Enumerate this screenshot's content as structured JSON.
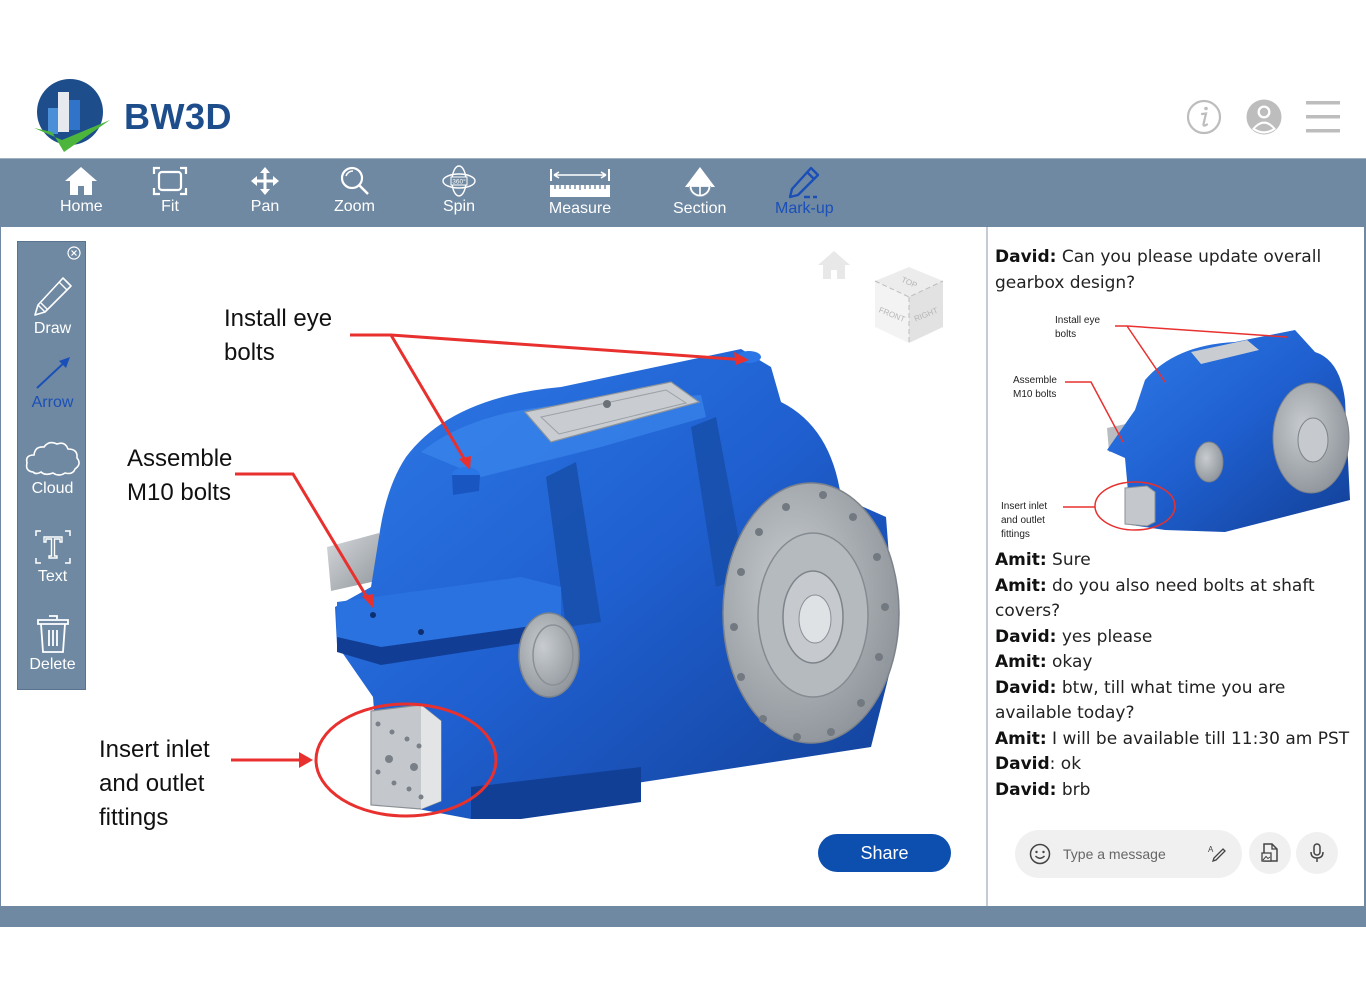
{
  "app": {
    "brand": "BW3D"
  },
  "header": {
    "icons": [
      "info-icon",
      "user-avatar-icon",
      "hamburger-menu-icon"
    ]
  },
  "toolbar": {
    "items": [
      {
        "label": "Home",
        "icon": "home-icon"
      },
      {
        "label": "Fit",
        "icon": "fit-icon"
      },
      {
        "label": "Pan",
        "icon": "pan-icon"
      },
      {
        "label": "Zoom",
        "icon": "zoom-icon"
      },
      {
        "label": "Spin",
        "icon": "spin-360-icon"
      },
      {
        "label": "Measure",
        "icon": "measure-icon"
      },
      {
        "label": "Section",
        "icon": "section-icon"
      },
      {
        "label": "Mark-up",
        "icon": "markup-pencil-icon",
        "active": true
      }
    ]
  },
  "markup_panel": {
    "items": [
      {
        "label": "Draw",
        "icon": "pencil-icon"
      },
      {
        "label": "Arrow",
        "icon": "arrow-icon",
        "active": true
      },
      {
        "label": "Cloud",
        "icon": "cloud-icon"
      },
      {
        "label": "Text",
        "icon": "text-icon"
      },
      {
        "label": "Delete",
        "icon": "trash-icon"
      }
    ]
  },
  "viewer": {
    "annotations": [
      {
        "line1": "Install eye",
        "line2": "bolts"
      },
      {
        "line1": "Assemble",
        "line2": "M10 bolts"
      },
      {
        "line1": "Insert inlet",
        "line2": "and outlet",
        "line3": "fittings"
      }
    ],
    "view_cube": {
      "top": "TOP",
      "front": "FRONT",
      "right": "RIGHT"
    },
    "share_label": "Share"
  },
  "chat": {
    "messages": [
      {
        "author": "David:",
        "text": " Can you please update overall gearbox design?"
      },
      {
        "author": "Amit:",
        "text": " Sure"
      },
      {
        "author": "Amit:",
        "text": " do you also need bolts at shaft covers?"
      },
      {
        "author": "David:",
        "text": " yes please"
      },
      {
        "author": "Amit:",
        "text": " okay"
      },
      {
        "author": "David:",
        "text": " btw, till what time you are available today?"
      },
      {
        "author": "Amit:",
        "text": " I will be available till 11:30 am PST"
      },
      {
        "author": "David",
        "text": ": ok"
      },
      {
        "author": "David:",
        "text": " brb"
      }
    ],
    "attachment_labels": {
      "a": "Install eye bolts",
      "b": "Assemble M10 bolts",
      "c": "Insert inlet and outlet fittings"
    },
    "compose_placeholder": "Type a message"
  },
  "colors": {
    "toolbar_bg": "#6f89a2",
    "active_blue": "#1a4fb8",
    "share_blue": "#0d4fae",
    "annotation_red": "#e8312f",
    "gearbox_blue": "#1f5fcf",
    "brand_navy": "#1e4d8c",
    "check_green": "#4cb63c"
  }
}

────────────────────

**Problem requirements**:
Pull out every line of the records above that contains the word "available".

**Complete output**:
        "text": " btw, till what time you are available today?"
        "text": " I will be available till 11:30 am PST"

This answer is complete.